▸ PROBLEM DESCRIPTION:
In how many lines of the data does the word "Opslaan" appear? Give the number by itself.
___ DATASET ___
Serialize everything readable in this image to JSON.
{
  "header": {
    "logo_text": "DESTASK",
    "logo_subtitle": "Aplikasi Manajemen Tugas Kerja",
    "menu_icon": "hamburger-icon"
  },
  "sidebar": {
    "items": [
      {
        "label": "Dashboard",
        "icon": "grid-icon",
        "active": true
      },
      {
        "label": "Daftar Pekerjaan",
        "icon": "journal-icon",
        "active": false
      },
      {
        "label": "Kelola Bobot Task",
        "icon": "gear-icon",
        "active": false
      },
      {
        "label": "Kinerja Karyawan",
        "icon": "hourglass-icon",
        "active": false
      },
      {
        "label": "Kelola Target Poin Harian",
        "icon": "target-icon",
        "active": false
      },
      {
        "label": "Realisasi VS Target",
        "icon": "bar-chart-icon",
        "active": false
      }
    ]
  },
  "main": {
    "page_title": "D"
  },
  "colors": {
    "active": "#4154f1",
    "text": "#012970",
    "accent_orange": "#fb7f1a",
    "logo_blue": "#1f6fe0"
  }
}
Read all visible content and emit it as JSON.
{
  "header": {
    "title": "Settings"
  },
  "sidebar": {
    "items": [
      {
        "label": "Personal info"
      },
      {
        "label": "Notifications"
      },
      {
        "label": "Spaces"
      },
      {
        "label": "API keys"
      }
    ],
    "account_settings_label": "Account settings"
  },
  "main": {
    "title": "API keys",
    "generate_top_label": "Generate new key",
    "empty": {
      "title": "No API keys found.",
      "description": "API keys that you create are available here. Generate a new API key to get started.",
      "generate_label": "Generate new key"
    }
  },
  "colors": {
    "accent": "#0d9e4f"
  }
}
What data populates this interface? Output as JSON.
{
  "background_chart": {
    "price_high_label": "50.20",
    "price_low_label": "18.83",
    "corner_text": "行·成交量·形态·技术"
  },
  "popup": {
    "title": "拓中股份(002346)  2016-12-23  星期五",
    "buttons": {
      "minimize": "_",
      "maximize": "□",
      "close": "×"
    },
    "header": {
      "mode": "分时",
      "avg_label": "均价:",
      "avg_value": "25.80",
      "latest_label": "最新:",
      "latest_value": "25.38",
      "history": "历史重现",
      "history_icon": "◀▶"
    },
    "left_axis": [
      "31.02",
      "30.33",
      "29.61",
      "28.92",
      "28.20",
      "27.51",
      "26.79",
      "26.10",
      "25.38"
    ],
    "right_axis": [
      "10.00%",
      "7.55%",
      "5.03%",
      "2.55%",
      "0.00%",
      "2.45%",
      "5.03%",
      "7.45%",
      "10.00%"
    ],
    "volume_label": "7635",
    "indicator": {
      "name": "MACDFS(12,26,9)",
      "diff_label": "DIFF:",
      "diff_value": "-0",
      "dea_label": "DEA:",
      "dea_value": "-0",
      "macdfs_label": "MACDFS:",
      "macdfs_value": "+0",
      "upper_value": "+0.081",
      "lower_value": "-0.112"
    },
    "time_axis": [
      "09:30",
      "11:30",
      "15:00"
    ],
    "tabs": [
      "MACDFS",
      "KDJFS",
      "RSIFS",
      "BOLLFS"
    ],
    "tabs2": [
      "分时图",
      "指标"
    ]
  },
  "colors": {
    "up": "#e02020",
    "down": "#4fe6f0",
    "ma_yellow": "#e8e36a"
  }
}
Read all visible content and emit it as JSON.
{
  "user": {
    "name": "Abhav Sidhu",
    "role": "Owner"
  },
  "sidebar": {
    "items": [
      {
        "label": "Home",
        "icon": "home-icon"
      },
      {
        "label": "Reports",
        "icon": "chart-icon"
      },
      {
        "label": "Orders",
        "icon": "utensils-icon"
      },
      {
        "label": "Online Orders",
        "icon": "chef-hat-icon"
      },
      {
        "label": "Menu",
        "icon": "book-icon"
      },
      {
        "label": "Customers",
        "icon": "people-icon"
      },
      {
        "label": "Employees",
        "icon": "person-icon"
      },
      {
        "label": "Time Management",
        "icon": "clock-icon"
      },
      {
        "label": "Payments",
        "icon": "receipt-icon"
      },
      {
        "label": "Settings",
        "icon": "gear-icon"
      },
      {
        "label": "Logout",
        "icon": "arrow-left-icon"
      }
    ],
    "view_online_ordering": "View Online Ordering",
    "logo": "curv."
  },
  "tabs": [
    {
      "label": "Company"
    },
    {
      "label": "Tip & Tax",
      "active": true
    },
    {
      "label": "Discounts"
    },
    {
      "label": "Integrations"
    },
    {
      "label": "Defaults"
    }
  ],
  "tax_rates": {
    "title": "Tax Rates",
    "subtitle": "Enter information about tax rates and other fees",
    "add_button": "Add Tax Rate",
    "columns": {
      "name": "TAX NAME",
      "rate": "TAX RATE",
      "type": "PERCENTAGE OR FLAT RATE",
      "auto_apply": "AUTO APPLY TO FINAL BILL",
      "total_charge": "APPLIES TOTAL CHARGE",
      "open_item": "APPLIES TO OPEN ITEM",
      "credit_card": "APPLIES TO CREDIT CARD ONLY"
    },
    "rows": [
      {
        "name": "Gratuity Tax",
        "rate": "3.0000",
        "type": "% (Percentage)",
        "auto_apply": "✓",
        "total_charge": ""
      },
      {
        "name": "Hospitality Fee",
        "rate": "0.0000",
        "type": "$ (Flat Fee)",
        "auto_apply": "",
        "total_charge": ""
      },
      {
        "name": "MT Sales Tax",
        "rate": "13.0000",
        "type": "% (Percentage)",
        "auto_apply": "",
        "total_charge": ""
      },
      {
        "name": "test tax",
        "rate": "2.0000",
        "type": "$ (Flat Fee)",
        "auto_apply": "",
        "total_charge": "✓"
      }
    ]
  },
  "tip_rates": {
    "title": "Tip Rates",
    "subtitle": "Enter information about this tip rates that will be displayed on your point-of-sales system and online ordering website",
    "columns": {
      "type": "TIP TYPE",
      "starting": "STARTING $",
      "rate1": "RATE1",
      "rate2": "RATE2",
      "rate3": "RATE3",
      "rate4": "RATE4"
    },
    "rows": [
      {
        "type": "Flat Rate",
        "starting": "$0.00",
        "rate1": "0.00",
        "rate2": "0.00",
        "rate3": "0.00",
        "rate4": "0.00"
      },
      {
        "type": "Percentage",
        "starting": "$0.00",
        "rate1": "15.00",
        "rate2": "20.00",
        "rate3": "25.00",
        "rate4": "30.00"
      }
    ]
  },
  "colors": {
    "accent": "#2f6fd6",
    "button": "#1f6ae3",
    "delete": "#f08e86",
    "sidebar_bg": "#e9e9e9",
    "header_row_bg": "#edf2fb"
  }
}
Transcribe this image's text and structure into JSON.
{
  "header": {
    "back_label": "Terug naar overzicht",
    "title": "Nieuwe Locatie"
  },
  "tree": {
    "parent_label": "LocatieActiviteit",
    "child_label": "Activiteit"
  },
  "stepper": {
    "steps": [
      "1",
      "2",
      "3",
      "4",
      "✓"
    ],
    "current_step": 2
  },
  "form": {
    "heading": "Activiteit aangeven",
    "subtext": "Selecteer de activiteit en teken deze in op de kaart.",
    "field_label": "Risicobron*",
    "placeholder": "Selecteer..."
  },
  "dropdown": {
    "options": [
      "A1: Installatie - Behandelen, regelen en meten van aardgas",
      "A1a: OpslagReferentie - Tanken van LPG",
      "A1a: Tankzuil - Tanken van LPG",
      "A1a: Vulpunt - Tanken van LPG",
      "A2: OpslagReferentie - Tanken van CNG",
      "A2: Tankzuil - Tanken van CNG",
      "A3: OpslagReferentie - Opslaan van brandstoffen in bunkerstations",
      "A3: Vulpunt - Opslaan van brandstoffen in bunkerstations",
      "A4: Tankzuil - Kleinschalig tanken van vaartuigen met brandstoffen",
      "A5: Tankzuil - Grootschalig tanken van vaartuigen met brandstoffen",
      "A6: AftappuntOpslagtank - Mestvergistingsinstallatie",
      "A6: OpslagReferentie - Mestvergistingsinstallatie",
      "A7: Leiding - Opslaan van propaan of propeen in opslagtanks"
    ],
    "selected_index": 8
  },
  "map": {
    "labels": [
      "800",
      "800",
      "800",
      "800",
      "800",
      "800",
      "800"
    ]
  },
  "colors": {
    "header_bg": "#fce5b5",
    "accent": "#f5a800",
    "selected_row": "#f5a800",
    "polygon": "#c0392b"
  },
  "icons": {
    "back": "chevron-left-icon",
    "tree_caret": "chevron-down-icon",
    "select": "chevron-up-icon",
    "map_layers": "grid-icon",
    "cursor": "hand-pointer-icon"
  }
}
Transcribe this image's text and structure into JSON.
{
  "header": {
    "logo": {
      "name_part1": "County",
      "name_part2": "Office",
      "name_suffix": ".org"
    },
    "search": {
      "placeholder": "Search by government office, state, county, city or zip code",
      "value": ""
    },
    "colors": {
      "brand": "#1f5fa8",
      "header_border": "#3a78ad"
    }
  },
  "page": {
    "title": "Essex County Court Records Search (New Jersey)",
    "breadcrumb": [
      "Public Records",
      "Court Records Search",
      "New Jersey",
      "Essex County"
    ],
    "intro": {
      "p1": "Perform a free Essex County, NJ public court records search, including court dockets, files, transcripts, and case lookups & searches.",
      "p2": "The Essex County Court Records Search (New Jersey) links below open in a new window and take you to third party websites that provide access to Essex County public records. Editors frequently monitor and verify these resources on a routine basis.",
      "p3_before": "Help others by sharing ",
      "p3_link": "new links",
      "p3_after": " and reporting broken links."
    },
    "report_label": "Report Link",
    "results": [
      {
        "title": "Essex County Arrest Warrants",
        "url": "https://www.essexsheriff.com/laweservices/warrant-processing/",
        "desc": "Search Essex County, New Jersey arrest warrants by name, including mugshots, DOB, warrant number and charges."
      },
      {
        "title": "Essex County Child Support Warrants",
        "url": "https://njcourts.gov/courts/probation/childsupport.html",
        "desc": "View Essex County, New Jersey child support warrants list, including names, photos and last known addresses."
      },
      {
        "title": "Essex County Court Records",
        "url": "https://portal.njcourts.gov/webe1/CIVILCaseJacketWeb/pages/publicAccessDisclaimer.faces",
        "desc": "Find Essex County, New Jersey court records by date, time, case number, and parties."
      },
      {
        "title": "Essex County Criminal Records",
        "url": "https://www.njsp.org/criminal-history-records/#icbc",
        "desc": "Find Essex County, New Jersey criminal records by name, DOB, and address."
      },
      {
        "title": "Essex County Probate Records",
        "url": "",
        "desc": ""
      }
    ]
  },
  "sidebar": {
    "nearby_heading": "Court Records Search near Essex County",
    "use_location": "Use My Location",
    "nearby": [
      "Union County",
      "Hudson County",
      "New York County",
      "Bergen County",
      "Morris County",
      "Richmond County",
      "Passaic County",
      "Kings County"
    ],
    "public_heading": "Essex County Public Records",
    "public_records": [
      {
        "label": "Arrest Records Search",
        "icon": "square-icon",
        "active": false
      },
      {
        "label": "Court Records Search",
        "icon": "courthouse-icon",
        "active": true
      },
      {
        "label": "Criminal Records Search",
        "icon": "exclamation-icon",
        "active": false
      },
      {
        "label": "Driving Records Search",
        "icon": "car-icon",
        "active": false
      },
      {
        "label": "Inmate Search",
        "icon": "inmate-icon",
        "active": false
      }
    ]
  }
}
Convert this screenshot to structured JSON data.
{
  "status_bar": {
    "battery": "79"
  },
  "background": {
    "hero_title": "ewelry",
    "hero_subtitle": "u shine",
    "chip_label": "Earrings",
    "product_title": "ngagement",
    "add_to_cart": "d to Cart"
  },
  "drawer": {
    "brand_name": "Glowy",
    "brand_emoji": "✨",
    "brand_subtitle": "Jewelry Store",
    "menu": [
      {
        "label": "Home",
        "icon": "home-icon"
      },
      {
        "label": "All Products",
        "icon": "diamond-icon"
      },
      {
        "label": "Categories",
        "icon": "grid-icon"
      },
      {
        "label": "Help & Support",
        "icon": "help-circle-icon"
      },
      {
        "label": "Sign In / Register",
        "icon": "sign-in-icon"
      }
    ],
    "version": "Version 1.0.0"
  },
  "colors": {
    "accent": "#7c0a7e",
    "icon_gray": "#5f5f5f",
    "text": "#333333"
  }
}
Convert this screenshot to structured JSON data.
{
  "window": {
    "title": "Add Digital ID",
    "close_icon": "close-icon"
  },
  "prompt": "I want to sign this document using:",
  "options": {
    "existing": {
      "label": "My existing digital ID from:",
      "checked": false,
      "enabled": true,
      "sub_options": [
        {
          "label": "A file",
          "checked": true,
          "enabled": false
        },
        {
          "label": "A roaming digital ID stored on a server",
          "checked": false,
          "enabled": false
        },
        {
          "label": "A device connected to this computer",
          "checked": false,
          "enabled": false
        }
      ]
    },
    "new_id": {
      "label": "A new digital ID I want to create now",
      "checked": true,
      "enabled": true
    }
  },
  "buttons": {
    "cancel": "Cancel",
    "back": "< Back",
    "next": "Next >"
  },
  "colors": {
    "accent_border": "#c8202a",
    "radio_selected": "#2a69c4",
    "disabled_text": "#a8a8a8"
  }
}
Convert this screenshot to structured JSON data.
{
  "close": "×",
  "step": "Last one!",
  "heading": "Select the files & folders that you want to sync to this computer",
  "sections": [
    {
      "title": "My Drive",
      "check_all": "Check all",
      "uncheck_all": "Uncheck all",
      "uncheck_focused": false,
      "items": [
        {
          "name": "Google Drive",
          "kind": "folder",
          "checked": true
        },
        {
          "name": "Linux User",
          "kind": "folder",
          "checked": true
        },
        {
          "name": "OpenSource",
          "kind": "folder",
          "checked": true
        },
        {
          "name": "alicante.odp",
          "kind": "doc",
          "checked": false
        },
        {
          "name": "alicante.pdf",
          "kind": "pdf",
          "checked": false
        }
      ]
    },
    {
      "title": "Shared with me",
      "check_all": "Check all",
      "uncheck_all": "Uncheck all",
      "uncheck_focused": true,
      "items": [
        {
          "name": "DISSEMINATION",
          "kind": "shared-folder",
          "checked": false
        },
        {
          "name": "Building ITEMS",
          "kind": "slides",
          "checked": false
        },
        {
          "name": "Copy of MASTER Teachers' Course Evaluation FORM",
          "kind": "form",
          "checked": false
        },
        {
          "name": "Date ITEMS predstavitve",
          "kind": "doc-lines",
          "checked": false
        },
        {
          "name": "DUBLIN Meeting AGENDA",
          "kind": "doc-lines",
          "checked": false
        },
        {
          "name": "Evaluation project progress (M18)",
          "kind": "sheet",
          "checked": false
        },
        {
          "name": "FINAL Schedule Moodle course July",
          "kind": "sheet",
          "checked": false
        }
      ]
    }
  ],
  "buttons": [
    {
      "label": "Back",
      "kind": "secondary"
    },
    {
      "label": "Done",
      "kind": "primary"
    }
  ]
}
___
▸ RESPONSE FOR THIS EXERCISE:
3